* Begin *
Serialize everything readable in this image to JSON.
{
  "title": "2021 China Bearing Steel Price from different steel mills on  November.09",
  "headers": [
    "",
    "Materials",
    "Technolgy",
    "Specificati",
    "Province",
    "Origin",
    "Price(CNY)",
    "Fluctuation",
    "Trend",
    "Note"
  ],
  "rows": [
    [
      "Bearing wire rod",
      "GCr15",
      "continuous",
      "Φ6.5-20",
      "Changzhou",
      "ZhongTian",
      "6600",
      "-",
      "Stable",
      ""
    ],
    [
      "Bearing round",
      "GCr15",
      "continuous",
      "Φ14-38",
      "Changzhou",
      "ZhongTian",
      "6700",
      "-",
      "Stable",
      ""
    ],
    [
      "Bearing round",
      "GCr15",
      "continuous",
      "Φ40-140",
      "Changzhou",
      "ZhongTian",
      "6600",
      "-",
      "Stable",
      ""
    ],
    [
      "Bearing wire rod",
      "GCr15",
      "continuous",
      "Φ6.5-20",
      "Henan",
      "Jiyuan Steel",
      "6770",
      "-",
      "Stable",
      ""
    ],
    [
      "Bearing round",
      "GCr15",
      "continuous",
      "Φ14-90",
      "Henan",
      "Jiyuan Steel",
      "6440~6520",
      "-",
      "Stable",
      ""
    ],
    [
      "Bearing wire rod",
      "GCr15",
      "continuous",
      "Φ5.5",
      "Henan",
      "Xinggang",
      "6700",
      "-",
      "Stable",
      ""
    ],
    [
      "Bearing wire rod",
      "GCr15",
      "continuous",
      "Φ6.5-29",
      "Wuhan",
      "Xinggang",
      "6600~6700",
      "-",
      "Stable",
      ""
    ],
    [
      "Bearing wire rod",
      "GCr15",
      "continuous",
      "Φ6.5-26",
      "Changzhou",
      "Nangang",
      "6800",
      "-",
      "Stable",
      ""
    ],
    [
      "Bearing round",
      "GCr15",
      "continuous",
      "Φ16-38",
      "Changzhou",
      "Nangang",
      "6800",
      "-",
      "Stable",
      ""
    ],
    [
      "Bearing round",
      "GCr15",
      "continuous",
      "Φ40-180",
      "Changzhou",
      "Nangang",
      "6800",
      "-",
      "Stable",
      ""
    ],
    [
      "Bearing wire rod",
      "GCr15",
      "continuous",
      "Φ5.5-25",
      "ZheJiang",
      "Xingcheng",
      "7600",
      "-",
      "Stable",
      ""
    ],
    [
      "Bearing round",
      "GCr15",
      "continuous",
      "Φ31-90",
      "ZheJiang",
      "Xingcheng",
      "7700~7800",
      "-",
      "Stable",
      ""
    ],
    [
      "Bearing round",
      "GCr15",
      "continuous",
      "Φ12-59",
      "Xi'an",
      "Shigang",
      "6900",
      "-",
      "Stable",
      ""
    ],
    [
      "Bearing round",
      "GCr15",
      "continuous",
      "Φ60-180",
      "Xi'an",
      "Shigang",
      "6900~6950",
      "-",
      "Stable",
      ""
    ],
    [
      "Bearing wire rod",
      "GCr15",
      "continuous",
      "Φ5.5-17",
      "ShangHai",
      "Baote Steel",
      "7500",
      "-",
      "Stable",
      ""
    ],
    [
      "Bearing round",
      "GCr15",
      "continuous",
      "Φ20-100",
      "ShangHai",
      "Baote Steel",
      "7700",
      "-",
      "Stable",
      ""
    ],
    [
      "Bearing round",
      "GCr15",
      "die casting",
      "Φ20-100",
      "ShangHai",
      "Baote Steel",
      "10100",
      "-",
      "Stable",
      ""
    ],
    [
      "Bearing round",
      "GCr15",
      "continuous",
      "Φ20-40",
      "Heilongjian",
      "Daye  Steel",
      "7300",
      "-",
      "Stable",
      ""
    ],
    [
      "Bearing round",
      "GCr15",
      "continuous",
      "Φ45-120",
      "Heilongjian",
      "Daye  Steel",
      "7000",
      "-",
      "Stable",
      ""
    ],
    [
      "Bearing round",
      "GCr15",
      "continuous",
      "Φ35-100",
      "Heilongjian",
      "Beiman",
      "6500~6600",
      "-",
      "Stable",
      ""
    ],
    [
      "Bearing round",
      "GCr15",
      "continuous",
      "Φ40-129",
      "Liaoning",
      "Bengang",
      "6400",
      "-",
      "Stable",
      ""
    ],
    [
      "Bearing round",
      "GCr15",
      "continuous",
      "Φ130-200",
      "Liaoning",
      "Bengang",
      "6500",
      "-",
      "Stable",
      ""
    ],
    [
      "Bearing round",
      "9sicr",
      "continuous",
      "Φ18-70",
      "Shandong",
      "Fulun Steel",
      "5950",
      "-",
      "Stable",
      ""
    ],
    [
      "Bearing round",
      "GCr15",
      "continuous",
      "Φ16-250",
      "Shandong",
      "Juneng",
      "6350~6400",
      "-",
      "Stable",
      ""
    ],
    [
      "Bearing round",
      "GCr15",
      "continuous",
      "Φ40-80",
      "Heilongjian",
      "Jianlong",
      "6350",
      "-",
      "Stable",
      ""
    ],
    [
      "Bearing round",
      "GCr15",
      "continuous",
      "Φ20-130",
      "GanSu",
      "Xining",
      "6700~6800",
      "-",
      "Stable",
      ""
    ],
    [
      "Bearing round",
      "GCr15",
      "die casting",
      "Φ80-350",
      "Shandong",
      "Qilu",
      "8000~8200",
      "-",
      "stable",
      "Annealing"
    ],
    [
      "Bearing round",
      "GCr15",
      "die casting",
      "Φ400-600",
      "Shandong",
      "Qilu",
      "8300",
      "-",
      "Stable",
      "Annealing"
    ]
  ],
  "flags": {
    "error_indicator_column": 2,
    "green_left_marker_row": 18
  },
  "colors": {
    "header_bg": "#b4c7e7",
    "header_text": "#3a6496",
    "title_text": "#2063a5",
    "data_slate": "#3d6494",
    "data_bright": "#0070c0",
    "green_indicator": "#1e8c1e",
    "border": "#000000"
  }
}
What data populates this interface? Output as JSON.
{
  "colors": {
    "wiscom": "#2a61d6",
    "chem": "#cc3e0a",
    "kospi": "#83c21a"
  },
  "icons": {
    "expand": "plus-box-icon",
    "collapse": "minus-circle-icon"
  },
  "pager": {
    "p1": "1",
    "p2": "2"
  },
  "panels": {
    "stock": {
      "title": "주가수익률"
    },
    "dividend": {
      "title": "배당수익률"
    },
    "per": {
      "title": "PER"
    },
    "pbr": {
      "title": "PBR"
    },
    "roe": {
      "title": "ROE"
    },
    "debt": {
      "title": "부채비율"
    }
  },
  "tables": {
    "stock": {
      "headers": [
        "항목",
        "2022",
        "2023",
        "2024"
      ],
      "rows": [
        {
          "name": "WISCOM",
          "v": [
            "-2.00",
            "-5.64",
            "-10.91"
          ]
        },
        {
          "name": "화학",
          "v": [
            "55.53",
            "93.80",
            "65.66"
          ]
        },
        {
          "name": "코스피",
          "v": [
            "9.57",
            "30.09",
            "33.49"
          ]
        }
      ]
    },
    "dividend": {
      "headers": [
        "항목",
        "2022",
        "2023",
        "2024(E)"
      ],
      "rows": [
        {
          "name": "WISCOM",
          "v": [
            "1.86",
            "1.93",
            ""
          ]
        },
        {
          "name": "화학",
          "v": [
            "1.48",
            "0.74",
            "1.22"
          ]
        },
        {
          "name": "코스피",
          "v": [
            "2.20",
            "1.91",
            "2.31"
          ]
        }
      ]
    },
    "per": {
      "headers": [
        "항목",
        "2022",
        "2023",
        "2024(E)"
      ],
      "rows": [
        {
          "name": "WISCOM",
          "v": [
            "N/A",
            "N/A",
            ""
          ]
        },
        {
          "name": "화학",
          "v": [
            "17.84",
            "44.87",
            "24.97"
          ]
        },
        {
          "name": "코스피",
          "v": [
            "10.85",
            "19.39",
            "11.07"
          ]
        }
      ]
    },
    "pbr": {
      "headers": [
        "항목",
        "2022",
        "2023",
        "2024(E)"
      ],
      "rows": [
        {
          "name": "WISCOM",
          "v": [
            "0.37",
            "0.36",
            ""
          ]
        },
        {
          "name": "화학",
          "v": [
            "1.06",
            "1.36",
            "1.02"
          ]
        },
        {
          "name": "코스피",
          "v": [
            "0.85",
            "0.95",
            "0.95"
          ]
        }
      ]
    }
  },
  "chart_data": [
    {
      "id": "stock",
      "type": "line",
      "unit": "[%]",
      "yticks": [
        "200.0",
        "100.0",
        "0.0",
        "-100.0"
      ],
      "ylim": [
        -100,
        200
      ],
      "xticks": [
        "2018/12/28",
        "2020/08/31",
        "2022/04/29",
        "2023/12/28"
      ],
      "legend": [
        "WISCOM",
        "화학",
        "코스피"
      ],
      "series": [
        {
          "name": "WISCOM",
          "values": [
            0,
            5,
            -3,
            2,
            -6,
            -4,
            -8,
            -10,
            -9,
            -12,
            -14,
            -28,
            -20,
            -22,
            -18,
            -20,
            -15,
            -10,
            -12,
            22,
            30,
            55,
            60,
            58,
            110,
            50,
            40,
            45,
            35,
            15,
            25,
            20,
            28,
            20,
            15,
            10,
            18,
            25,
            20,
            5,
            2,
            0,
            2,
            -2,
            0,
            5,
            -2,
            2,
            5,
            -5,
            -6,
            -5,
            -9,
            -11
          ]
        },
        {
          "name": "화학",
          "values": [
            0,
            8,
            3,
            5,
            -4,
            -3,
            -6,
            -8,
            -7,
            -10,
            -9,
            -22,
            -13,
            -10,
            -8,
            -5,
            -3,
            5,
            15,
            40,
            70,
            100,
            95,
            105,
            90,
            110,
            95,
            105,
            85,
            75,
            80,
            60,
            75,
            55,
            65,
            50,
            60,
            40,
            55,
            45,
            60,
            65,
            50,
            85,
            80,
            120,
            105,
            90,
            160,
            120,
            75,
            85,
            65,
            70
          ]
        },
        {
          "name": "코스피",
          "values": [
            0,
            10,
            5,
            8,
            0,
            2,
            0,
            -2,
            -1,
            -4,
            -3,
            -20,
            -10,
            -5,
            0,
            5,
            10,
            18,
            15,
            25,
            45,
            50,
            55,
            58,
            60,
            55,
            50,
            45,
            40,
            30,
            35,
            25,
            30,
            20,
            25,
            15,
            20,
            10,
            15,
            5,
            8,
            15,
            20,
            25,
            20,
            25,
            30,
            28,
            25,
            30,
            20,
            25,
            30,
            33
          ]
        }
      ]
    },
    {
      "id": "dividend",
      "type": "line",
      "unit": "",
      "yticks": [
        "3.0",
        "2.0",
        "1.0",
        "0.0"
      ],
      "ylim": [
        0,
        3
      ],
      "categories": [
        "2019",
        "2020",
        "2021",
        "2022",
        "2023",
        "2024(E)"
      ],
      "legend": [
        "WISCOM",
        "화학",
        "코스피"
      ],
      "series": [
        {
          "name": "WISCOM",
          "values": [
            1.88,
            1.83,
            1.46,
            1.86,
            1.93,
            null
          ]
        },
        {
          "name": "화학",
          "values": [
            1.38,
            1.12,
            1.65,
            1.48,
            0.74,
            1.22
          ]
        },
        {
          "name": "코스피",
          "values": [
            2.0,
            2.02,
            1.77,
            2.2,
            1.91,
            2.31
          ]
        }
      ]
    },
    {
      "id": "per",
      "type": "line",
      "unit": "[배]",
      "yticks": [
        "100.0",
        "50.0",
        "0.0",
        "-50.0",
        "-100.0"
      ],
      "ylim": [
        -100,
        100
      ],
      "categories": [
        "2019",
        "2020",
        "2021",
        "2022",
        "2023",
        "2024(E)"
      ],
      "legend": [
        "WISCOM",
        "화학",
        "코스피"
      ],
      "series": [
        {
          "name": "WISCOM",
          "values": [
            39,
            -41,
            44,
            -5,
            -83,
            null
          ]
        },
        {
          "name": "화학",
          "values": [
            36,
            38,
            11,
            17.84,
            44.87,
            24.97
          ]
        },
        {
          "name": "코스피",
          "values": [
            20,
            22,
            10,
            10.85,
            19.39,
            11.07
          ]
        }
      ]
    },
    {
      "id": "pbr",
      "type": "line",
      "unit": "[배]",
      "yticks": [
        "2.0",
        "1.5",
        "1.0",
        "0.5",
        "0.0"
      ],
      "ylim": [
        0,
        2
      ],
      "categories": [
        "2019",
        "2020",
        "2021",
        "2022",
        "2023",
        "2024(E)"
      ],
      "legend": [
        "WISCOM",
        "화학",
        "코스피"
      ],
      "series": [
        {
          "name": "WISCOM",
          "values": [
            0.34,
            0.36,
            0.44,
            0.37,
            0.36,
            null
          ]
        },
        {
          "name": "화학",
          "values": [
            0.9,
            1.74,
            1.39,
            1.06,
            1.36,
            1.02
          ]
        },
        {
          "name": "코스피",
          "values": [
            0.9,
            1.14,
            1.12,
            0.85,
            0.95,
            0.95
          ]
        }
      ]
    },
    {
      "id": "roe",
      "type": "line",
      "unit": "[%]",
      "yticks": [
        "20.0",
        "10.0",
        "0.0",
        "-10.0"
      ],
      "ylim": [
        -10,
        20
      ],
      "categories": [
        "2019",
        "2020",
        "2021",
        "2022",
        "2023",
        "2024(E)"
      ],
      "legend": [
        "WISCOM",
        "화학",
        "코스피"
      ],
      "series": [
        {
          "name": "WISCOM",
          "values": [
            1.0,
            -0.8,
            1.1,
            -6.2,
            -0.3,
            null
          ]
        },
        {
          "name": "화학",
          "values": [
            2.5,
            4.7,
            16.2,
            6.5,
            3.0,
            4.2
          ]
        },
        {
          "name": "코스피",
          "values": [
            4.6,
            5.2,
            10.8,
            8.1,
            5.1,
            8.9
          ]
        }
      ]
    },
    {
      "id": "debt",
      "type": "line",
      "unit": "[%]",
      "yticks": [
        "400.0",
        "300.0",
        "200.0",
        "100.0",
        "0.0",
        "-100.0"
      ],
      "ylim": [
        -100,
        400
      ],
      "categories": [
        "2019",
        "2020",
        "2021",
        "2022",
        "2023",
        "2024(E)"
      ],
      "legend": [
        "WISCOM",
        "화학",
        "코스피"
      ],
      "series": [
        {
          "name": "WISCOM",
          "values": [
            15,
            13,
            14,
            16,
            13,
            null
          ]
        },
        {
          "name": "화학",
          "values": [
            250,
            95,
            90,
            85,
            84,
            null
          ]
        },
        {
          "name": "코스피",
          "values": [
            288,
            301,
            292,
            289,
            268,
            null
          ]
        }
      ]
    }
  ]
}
* End *
Tally up the lines of the listing containing the word "JSON". Give only the total.

2